**Challenge:**
Transcribe every line of the records verbatim.

— Begin Excerpted data —

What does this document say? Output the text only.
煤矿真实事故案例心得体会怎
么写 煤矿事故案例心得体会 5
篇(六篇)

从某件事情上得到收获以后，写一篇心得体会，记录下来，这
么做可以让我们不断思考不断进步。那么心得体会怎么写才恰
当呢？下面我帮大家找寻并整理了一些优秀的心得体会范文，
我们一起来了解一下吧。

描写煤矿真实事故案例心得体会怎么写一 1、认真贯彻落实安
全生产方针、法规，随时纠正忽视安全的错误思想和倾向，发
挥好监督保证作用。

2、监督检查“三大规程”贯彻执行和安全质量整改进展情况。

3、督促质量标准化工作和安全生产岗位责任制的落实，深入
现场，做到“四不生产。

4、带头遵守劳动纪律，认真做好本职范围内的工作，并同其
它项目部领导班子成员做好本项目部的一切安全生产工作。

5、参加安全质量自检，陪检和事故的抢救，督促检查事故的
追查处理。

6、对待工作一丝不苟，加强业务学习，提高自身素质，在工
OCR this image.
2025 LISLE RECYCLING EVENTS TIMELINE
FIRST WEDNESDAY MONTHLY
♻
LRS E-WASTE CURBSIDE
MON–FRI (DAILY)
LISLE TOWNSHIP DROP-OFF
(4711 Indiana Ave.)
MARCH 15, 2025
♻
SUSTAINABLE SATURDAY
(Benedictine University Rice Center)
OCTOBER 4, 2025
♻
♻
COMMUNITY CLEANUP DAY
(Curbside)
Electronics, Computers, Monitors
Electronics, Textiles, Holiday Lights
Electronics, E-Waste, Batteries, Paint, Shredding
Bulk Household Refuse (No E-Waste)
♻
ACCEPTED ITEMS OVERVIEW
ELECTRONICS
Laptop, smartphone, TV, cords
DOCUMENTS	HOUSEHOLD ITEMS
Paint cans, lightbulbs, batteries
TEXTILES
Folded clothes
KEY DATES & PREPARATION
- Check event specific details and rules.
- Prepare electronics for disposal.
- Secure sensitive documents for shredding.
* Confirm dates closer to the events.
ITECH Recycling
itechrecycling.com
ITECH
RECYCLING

— End Excerpted data —

**Reply:**
What does this document say? Output the text only.
煤矿真实事故案例心得体会怎
么写 煤矿事故案例心得体会 5
篇(六篇)

从某件事情上得到收获以后，写一篇心得体会，记录下来，这
么做可以让我们不断思考不断进步。那么心得体会怎么写才恰
当呢？下面我帮大家找寻并整理了一些优秀的心得体会范文，
我们一起来了解一下吧。

描写煤矿真实事故案例心得体会怎么写一 1、认真贯彻落实安
全生产方针、法规，随时纠正忽视安全的错误思想和倾向，发
挥好监督保证作用。

2、监督检查“三大规程”贯彻执行和安全质量整改进展情况。

3、督促质量标准化工作和安全生产岗位责任制的落实，深入
现场，做到“四不生产。

4、带头遵守劳动纪律，认真做好本职范围内的工作，并同其
它项目部领导班子成员做好本项目部的一切安全生产工作。

5、参加安全质量自检，陪检和事故的抢救，督促检查事故的
追查处理。

6、对待工作一丝不苟，加强业务学习，提高自身素质，在工
OCR this image.
2025 LISLE RECYCLING EVENTS TIMELINE
FIRST WEDNESDAY MONTHLY
♻
LRS E-WASTE CURBSIDE
MON–FRI (DAILY)
LISLE TOWNSHIP DROP-OFF
(4711 Indiana Ave.)
MARCH 15, 2025
♻
SUSTAINABLE SATURDAY
(Benedictine University Rice Center)
OCTOBER 4, 2025
♻
♻
COMMUNITY CLEANUP DAY
(Curbside)
Electronics, Computers, Monitors
Electronics, Textiles, Holiday Lights
Electronics, E-Waste, Batteries, Paint, Shredding
Bulk Household Refuse (No E-Waste)
♻
ACCEPTED ITEMS OVERVIEW
ELECTRONICS
Laptop, smartphone, TV, cords
DOCUMENTS	HOUSEHOLD ITEMS
Paint cans, lightbulbs, batteries
TEXTILES
Folded clothes
KEY DATES & PREPARATION
- Check event specific details and rules.
- Prepare electronics for disposal.
- Secure sensitive documents for shredding.
* Confirm dates closer to the events.
ITECH Recycling
itechrecycling.com
ITECH
RECYCLING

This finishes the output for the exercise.